▶ WHAT YOU HAVE TO DO:
Below are some records. Pull every line that contains the word "available".

▶ EXCERPTED RECORDS:
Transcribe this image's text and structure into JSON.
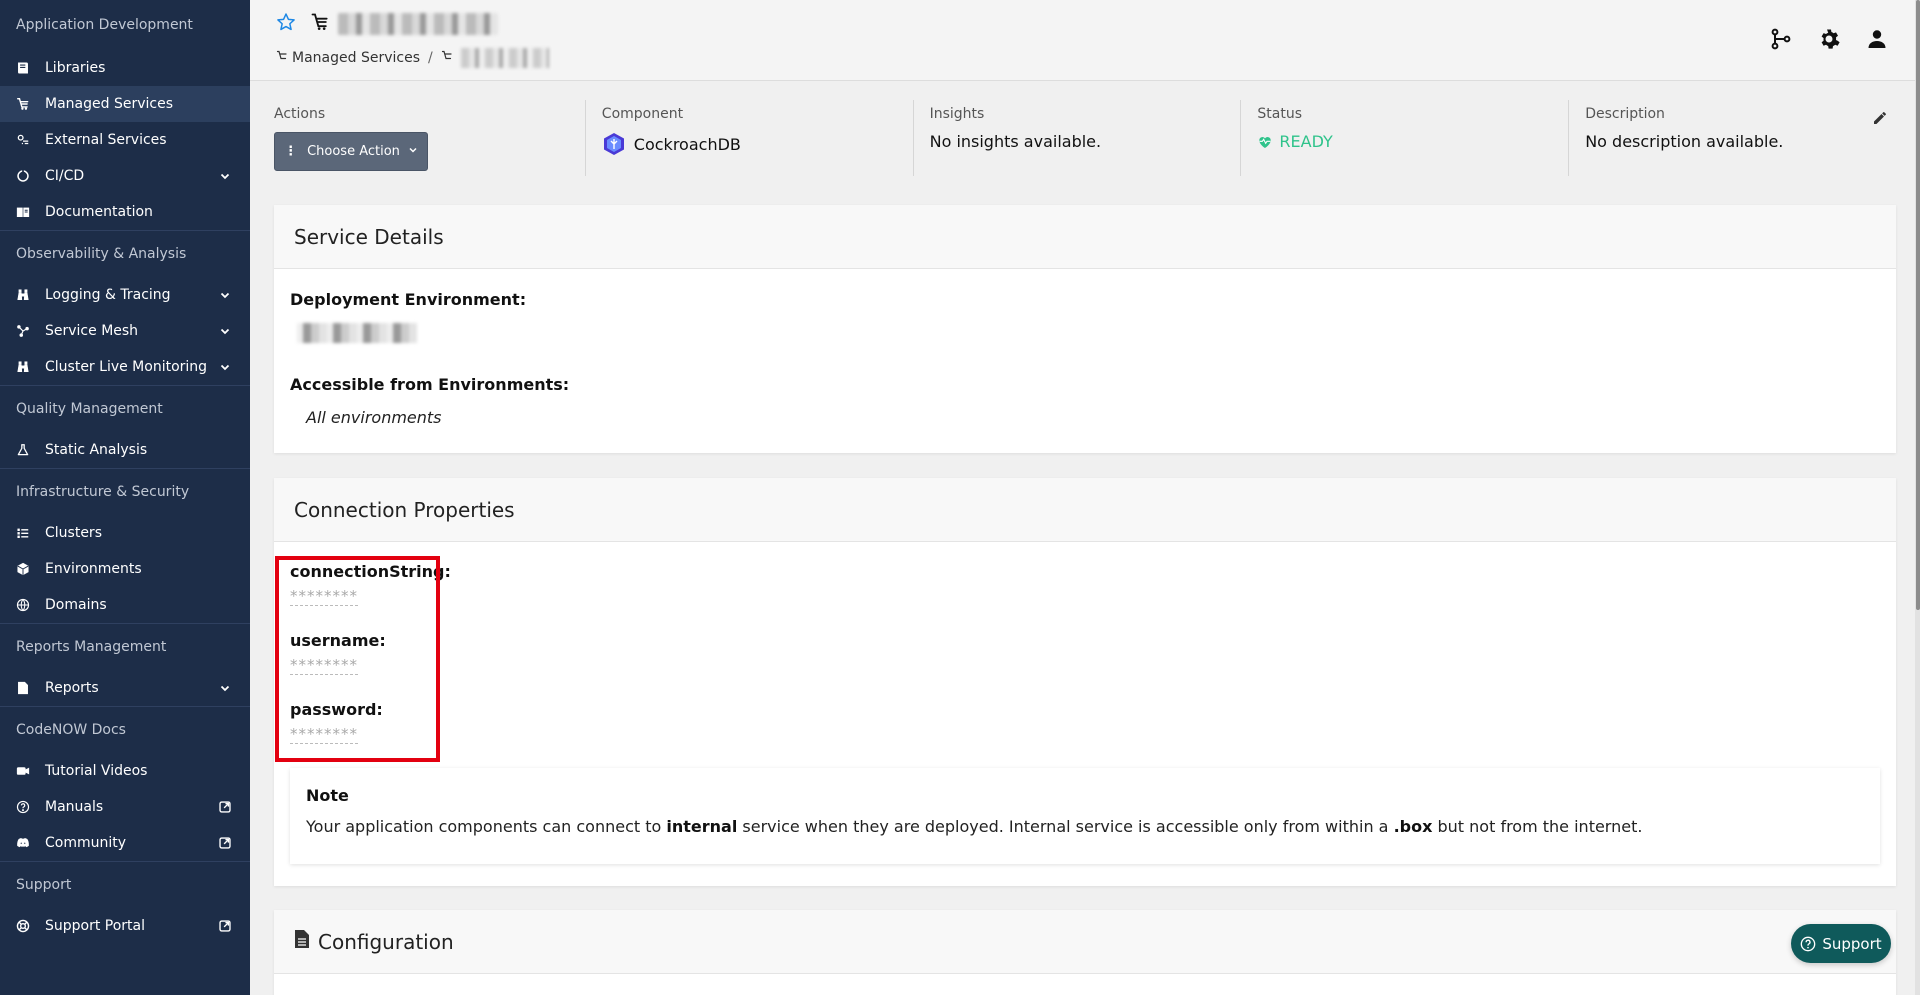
{
  "sidebar": {
    "sections": [
      {
        "title": "Application Development",
        "items": [
          {
            "label": "Libraries",
            "icon": "book-icon"
          },
          {
            "label": "Managed Services",
            "icon": "managed-services-icon",
            "active": true
          },
          {
            "label": "External Services",
            "icon": "external-services-icon"
          },
          {
            "label": "CI/CD",
            "icon": "cicd-icon",
            "expand": true
          },
          {
            "label": "Documentation",
            "icon": "documentation-icon"
          }
        ]
      },
      {
        "title": "Observability & Analysis",
        "items": [
          {
            "label": "Logging & Tracing",
            "icon": "binoculars-icon",
            "expand": true
          },
          {
            "label": "Service Mesh",
            "icon": "service-mesh-icon",
            "expand": true
          },
          {
            "label": "Cluster Live Monitoring",
            "icon": "binoculars-icon",
            "expand": true
          }
        ]
      },
      {
        "title": "Quality Management",
        "items": [
          {
            "label": "Static Analysis",
            "icon": "flask-icon"
          }
        ]
      },
      {
        "title": "Infrastructure & Security",
        "items": [
          {
            "label": "Clusters",
            "icon": "list-icon"
          },
          {
            "label": "Environments",
            "icon": "cube-icon"
          },
          {
            "label": "Domains",
            "icon": "globe-icon"
          }
        ]
      },
      {
        "title": "Reports Management",
        "items": [
          {
            "label": "Reports",
            "icon": "csv-file-icon",
            "expand": true
          }
        ]
      },
      {
        "title": "CodeNOW Docs",
        "items": [
          {
            "label": "Tutorial Videos",
            "icon": "video-icon"
          },
          {
            "label": "Manuals",
            "icon": "question-icon",
            "external": true
          },
          {
            "label": "Community",
            "icon": "discord-icon",
            "external": true
          }
        ]
      },
      {
        "title": "Support",
        "items": [
          {
            "label": "Support Portal",
            "icon": "lifebuoy-icon",
            "external": true
          }
        ]
      }
    ]
  },
  "header": {
    "breadcrumb_root": "Managed Services",
    "breadcrumb_sep": "/"
  },
  "info": {
    "actions_label": "Actions",
    "choose_action": "Choose Action",
    "component_label": "Component",
    "component_value": "CockroachDB",
    "insights_label": "Insights",
    "insights_value": "No insights available.",
    "status_label": "Status",
    "status_value": "READY",
    "description_label": "Description",
    "description_value": "No description available."
  },
  "service_details": {
    "title": "Service Details",
    "deployment_env_label": "Deployment Environment:",
    "accessible_label": "Accessible from Environments:",
    "accessible_value": "All environments"
  },
  "connection": {
    "title": "Connection Properties",
    "fields": [
      {
        "label": "connectionString:",
        "value": "********"
      },
      {
        "label": "username:",
        "value": "********"
      },
      {
        "label": "password:",
        "value": "********"
      }
    ],
    "note_title": "Note",
    "note_part1": "Your application components can connect to ",
    "note_bold1": "internal",
    "note_part2": " service when they are deployed. Internal service is accessible only from within a ",
    "note_bold2": ".box",
    "note_part3": " but not from the internet."
  },
  "configuration": {
    "title": "Configuration"
  },
  "support_button": "Support",
  "colors": {
    "sidebar_bg": "#1d2d48",
    "status_ready": "#2fc38b",
    "highlight": "#e30010",
    "support_btn": "#0f5a5b"
  }
}
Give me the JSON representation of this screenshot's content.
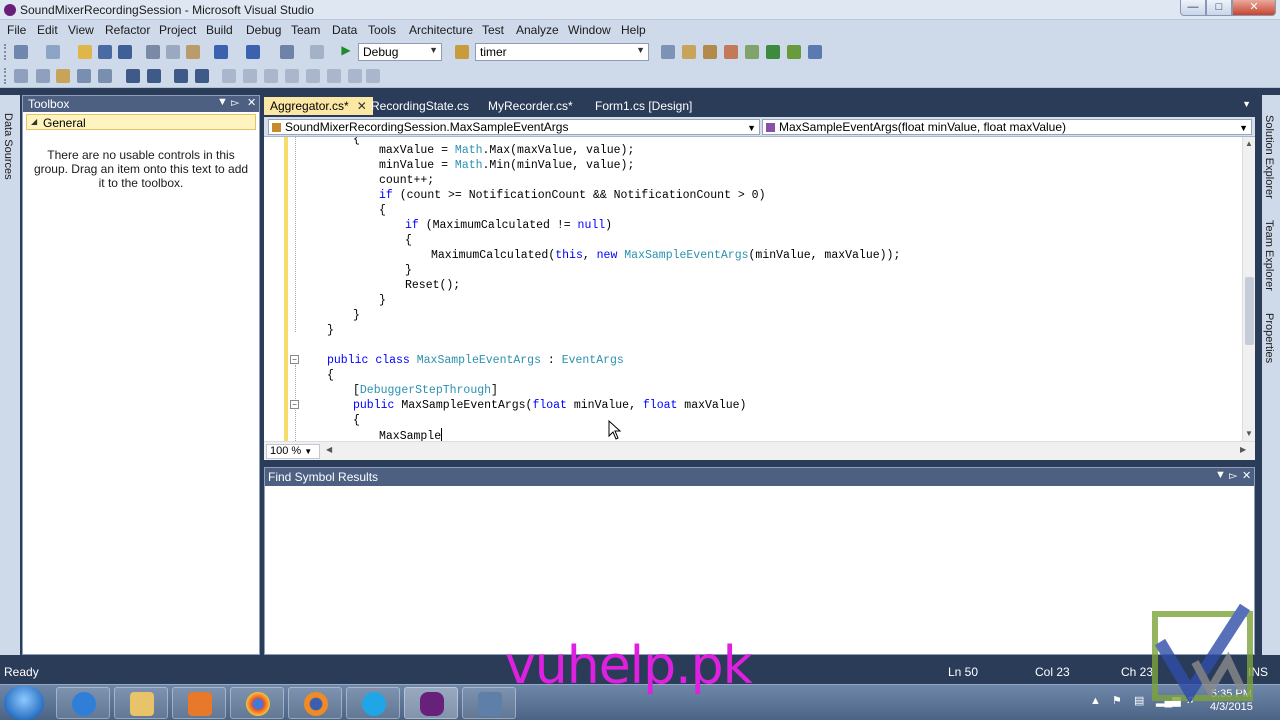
{
  "window": {
    "title": "SoundMixerRecordingSession - Microsoft Visual Studio"
  },
  "menu": [
    "File",
    "Edit",
    "View",
    "Refactor",
    "Project",
    "Build",
    "Debug",
    "Team",
    "Data",
    "Tools",
    "Architecture",
    "Test",
    "Analyze",
    "Window",
    "Help"
  ],
  "toolbar": {
    "config": "Debug",
    "find": "timer"
  },
  "left_strip": {
    "label": "Data Sources"
  },
  "toolbox": {
    "title": "Toolbox",
    "group": "General",
    "message": "There are no usable controls in this group. Drag an item onto this text to add it to the toolbox."
  },
  "tabs": [
    {
      "label": "Aggregator.cs*",
      "active": true
    },
    {
      "label": "RecordingState.cs"
    },
    {
      "label": "MyRecorder.cs*"
    },
    {
      "label": "Form1.cs [Design]"
    }
  ],
  "navbar": {
    "type_combo": "SoundMixerRecordingSession.MaxSampleEventArgs",
    "member_combo": "MaxSampleEventArgs(float minValue, float maxValue)"
  },
  "code": {
    "line1": "{",
    "line2a": "maxValue = ",
    "line2b": "Math",
    "line2c": ".Max(maxValue, value);",
    "line3a": "minValue = ",
    "line3b": "Math",
    "line3c": ".Min(minValue, value);",
    "line4": "count++;",
    "line5a": "if",
    "line5b": " (count >= NotificationCount && NotificationCount > 0)",
    "line6": "{",
    "line7a": "if",
    "line7b": " (MaximumCalculated != ",
    "line7c": "null",
    "line7d": ")",
    "line8": "{",
    "line9a": "MaximumCalculated(",
    "line9b": "this",
    "line9c": ", ",
    "line9d": "new",
    "line9e": " ",
    "line9f": "MaxSampleEventArgs",
    "line9g": "(minValue, maxValue));",
    "line10": "}",
    "line11": "Reset();",
    "line12": "}",
    "line13": "}",
    "line14": "}",
    "line16a": "public",
    "line16b": " ",
    "line16c": "class",
    "line16d": " ",
    "line16e": "MaxSampleEventArgs",
    "line16f": " : ",
    "line16g": "EventArgs",
    "line17": "{",
    "line18a": "[",
    "line18b": "DebuggerStepThrough",
    "line18c": "]",
    "line19a": "public",
    "line19b": " MaxSampleEventArgs(",
    "line19c": "float",
    "line19d": " minValue, ",
    "line19e": "float",
    "line19f": " maxValue)",
    "line20": "{",
    "line21": "MaxSample"
  },
  "zoom": "100 %",
  "find_panel": {
    "title": "Find Symbol Results"
  },
  "right_strip": {
    "labels": [
      "Solution Explorer",
      "Team Explorer",
      "Properties"
    ]
  },
  "status": {
    "ready": "Ready",
    "line": "Ln 50",
    "col": "Col 23",
    "ch": "Ch 23",
    "ins": "INS"
  },
  "watermark": "vuhelp.pk",
  "clock": {
    "time": "5:35 PM",
    "date": "4/3/2015"
  }
}
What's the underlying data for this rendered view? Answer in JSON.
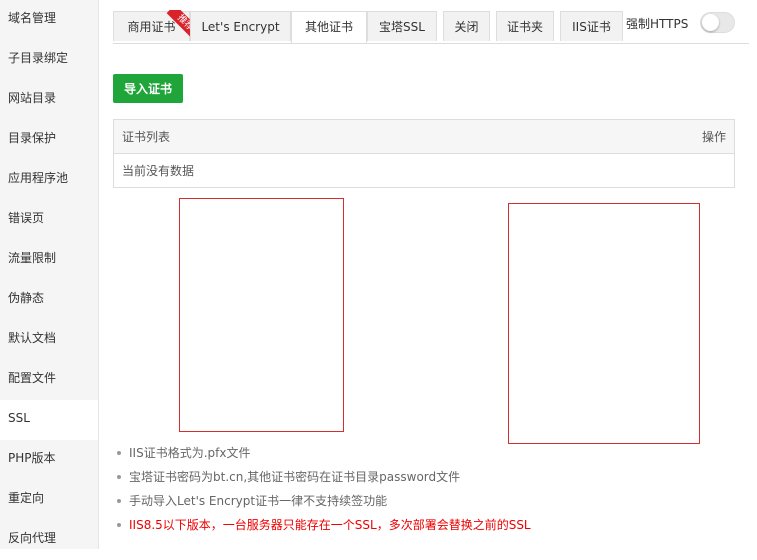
{
  "sidebar": {
    "items": [
      {
        "label": "域名管理"
      },
      {
        "label": "子目录绑定"
      },
      {
        "label": "网站目录"
      },
      {
        "label": "目录保护"
      },
      {
        "label": "应用程序池"
      },
      {
        "label": "错误页"
      },
      {
        "label": "流量限制"
      },
      {
        "label": "伪静态"
      },
      {
        "label": "默认文档"
      },
      {
        "label": "配置文件"
      },
      {
        "label": "SSL"
      },
      {
        "label": "PHP版本"
      },
      {
        "label": "重定向"
      },
      {
        "label": "反向代理"
      }
    ],
    "active": "SSL"
  },
  "tabs": [
    {
      "label": "商用证书",
      "badge": "推荐"
    },
    {
      "label": "Let's Encrypt"
    },
    {
      "label": "其他证书"
    },
    {
      "label": "宝塔SSL"
    },
    {
      "label": "关闭"
    },
    {
      "label": "证书夹"
    },
    {
      "label": "IIS证书"
    }
  ],
  "active_tab": "其他证书",
  "force_https": {
    "label": "强制HTTPS",
    "enabled": false
  },
  "import_button": "导入证书",
  "table": {
    "headers": {
      "list": "证书列表",
      "action": "操作"
    },
    "empty": "当前没有数据"
  },
  "notes": [
    {
      "text": "IIS证书格式为.pfx文件",
      "warn": false
    },
    {
      "text": "宝塔证书密码为bt.cn,其他证书密码在证书目录password文件",
      "warn": false
    },
    {
      "text": "手动导入Let's Encrypt证书一律不支持续签功能",
      "warn": false
    },
    {
      "text": "IIS8.5以下版本，一台服务器只能存在一个SSL，多次部署会替换之前的SSL",
      "warn": true
    }
  ],
  "colors": {
    "accent": "#20a53a",
    "warning": "#ee0000",
    "box_border": "#d32f2f"
  }
}
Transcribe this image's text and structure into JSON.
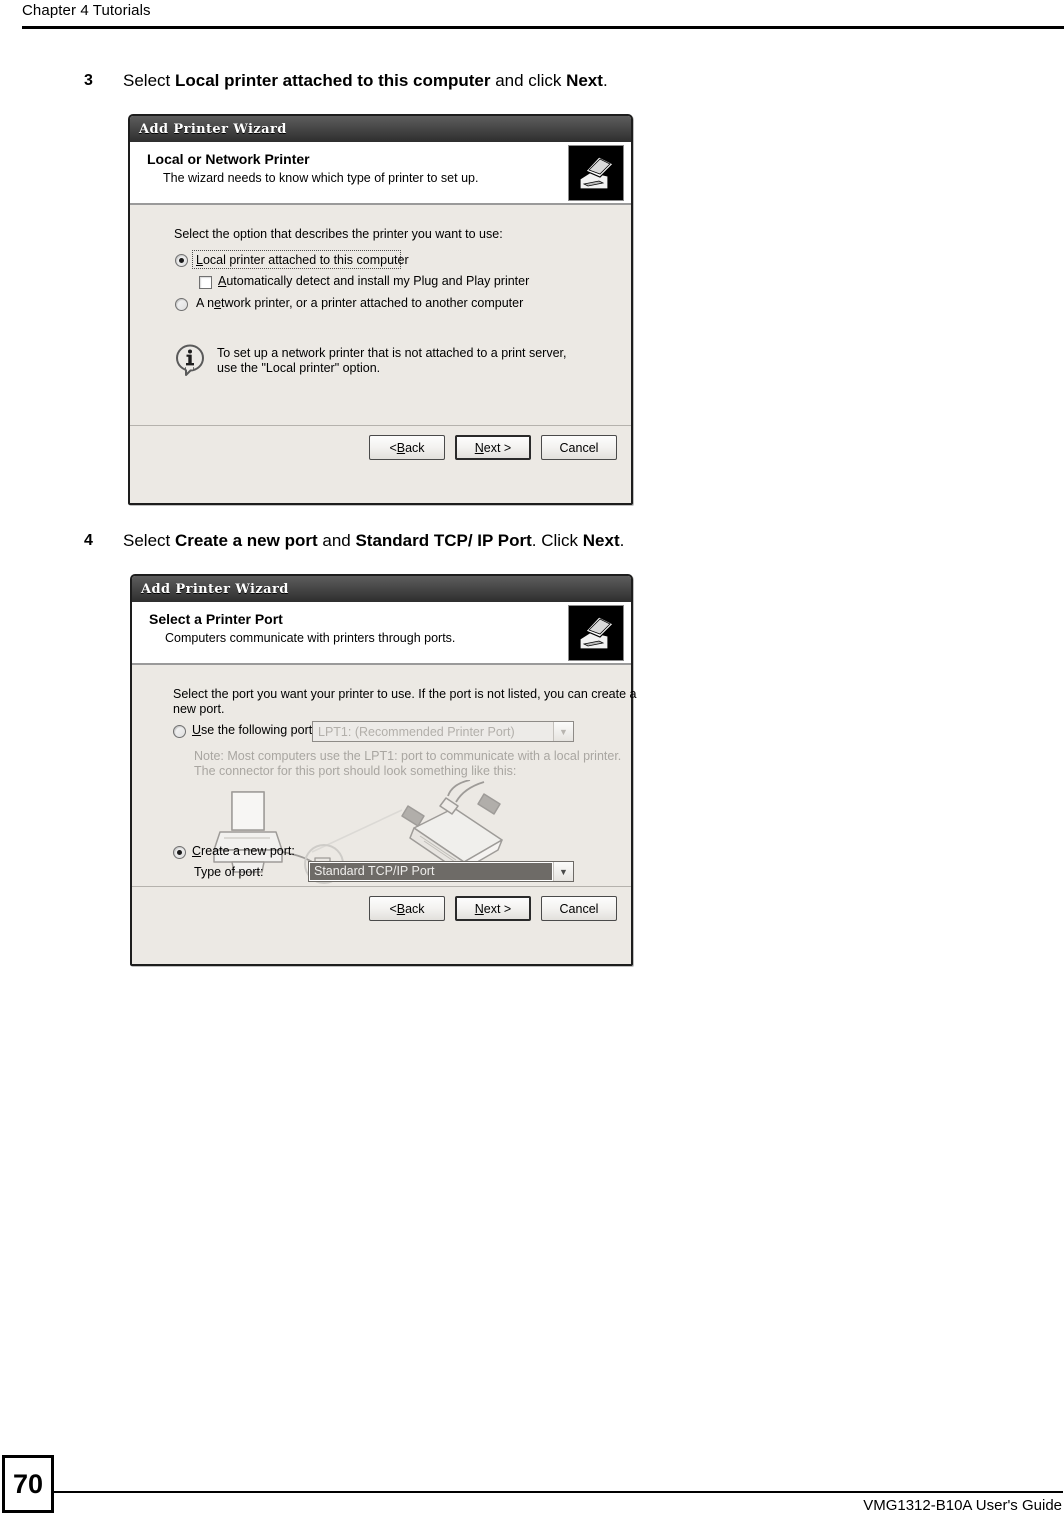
{
  "page": {
    "chapter_header": "Chapter 4 Tutorials",
    "page_number": "70",
    "guide_name": "VMG1312-B10A User's Guide"
  },
  "steps": [
    {
      "number": "3",
      "segments": [
        {
          "text": "Select ",
          "bold": false
        },
        {
          "text": "Local printer attached to this computer",
          "bold": true
        },
        {
          "text": " and click ",
          "bold": false
        },
        {
          "text": "Next",
          "bold": true
        },
        {
          "text": ".",
          "bold": false
        }
      ]
    },
    {
      "number": "4",
      "segments": [
        {
          "text": "Select ",
          "bold": false
        },
        {
          "text": "Create a new port",
          "bold": true
        },
        {
          "text": " and ",
          "bold": false
        },
        {
          "text": "Standard TCP/ IP Port",
          "bold": true
        },
        {
          "text": ". Click ",
          "bold": false
        },
        {
          "text": "Next",
          "bold": true
        },
        {
          "text": ".",
          "bold": false
        }
      ]
    }
  ],
  "dialog1": {
    "title": "Add Printer Wizard",
    "header_title": "Local or Network Printer",
    "header_subtitle": "The wizard needs to know which type of printer to set up.",
    "prompt": "Select the option that describes the printer you want to use:",
    "option_local": "Local printer attached to this computer",
    "option_autodetect": "Automatically detect and install my Plug and Play printer",
    "option_network": "A network printer, or a printer attached to another computer",
    "info_line1": "To set up a network printer that is not attached to a print server,",
    "info_line2": "use the \"Local printer\" option.",
    "buttons": {
      "back": "< Back",
      "next": "Next >",
      "cancel": "Cancel"
    }
  },
  "dialog2": {
    "title": "Add Printer Wizard",
    "header_title": "Select a Printer Port",
    "header_subtitle": "Computers communicate with printers through ports.",
    "prompt_line1": "Select the port you want your printer to use.  If the port is not listed, you can create a",
    "prompt_line2": "new port.",
    "option_use_port": "Use the following port:",
    "port_value": "LPT1: (Recommended Printer Port)",
    "note_line1": "Note: Most computers use the LPT1: port to communicate with a local printer.",
    "note_line2": "The connector for this port should look something like this:",
    "option_create_port": "Create a new port:",
    "type_of_port_label": "Type of port:",
    "type_of_port_value": "Standard TCP/IP Port",
    "buttons": {
      "back": "< Back",
      "next": "Next >",
      "cancel": "Cancel"
    }
  },
  "colors": {
    "dialog_face": "#ece9e4",
    "titlebar_dark": "#3a3a3a",
    "selection": "#6e6b67",
    "page_text": "#000000"
  }
}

▶ WRITTEN REPLY:
    "insights_value": "No insights available.",
    "description_value": "No description available."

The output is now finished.